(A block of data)
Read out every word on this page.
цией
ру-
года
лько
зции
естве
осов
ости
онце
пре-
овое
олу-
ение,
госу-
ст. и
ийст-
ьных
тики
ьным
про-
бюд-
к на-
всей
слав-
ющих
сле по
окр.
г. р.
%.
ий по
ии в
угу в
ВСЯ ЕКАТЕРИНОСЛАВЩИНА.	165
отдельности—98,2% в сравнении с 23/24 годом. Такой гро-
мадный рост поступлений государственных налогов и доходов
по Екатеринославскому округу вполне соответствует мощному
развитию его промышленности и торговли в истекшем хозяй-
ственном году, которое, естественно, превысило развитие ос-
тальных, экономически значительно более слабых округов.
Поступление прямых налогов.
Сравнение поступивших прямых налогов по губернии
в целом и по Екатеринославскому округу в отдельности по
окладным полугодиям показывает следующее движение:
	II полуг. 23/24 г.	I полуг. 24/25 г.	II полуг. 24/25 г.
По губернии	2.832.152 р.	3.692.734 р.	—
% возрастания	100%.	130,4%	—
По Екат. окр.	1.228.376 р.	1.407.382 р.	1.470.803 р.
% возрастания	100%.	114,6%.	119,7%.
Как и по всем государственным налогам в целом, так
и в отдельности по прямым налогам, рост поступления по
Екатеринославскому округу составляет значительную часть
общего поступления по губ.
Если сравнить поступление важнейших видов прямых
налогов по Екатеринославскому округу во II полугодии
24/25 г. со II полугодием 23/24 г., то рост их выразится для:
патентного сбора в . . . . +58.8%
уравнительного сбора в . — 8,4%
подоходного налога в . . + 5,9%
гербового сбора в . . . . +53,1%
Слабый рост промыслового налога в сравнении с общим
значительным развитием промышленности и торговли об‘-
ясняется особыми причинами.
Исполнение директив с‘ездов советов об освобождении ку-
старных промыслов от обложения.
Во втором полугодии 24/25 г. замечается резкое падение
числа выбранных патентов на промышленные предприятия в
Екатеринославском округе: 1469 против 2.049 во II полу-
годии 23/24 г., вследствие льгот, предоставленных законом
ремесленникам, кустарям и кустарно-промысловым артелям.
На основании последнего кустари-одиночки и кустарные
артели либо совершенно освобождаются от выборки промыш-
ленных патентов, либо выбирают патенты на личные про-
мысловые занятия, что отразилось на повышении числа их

> **Goal**:
Reproduce all data above, unchanged.

> **Complete response**:
Read out every word on this page.
цией
ру-
года
лько
зции
естве
осов
ости
онце
пре-
овое
олу-
ение,
госу-
ст. и
ийст-
ьных
тики
ьным
про-
бюд-
к на-
всей
слав-
ющих
сле по
окр.
г. р.
%.
ий по
ии в
угу в
ВСЯ ЕКАТЕРИНОСЛАВЩИНА.	165
отдельности—98,2% в сравнении с 23/24 годом. Такой гро-
мадный рост поступлений государственных налогов и доходов
по Екатеринославскому округу вполне соответствует мощному
развитию его промышленности и торговли в истекшем хозяй-
ственном году, которое, естественно, превысило развитие ос-
тальных, экономически значительно более слабых округов.
Поступление прямых налогов.
Сравнение поступивших прямых налогов по губернии
в целом и по Екатеринославскому округу в отдельности по
окладным полугодиям показывает следующее движение:
	II полуг. 23/24 г.	I полуг. 24/25 г.	II полуг. 24/25 г.
По губернии	2.832.152 р.	3.692.734 р.	—
% возрастания	100%.	130,4%	—
По Екат. окр.	1.228.376 р.	1.407.382 р.	1.470.803 р.
% возрастания	100%.	114,6%.	119,7%.
Как и по всем государственным налогам в целом, так
и в отдельности по прямым налогам, рост поступления по
Екатеринославскому округу составляет значительную часть
общего поступления по губ.
Если сравнить поступление важнейших видов прямых
налогов по Екатеринославскому округу во II полугодии
24/25 г. со II полугодием 23/24 г., то рост их выразится для:
патентного сбора в . . . . +58.8%
уравнительного сбора в . — 8,4%
подоходного налога в . . + 5,9%
гербового сбора в . . . . +53,1%
Слабый рост промыслового налога в сравнении с общим
значительным развитием промышленности и торговли об‘-
ясняется особыми причинами.
Исполнение директив с‘ездов советов об освобождении ку-
старных промыслов от обложения.
Во втором полугодии 24/25 г. замечается резкое падение
числа выбранных патентов на промышленные предприятия в
Екатеринославском округе: 1469 против 2.049 во II полу-
годии 23/24 г., вследствие льгот, предоставленных законом
ремесленникам, кустарям и кустарно-промысловым артелям.
На основании последнего кустари-одиночки и кустарные
артели либо совершенно освобождаются от выборки промыш-
ленных патентов, либо выбирают патенты на личные про-
мысловые занятия, что отразилось на повышении числа их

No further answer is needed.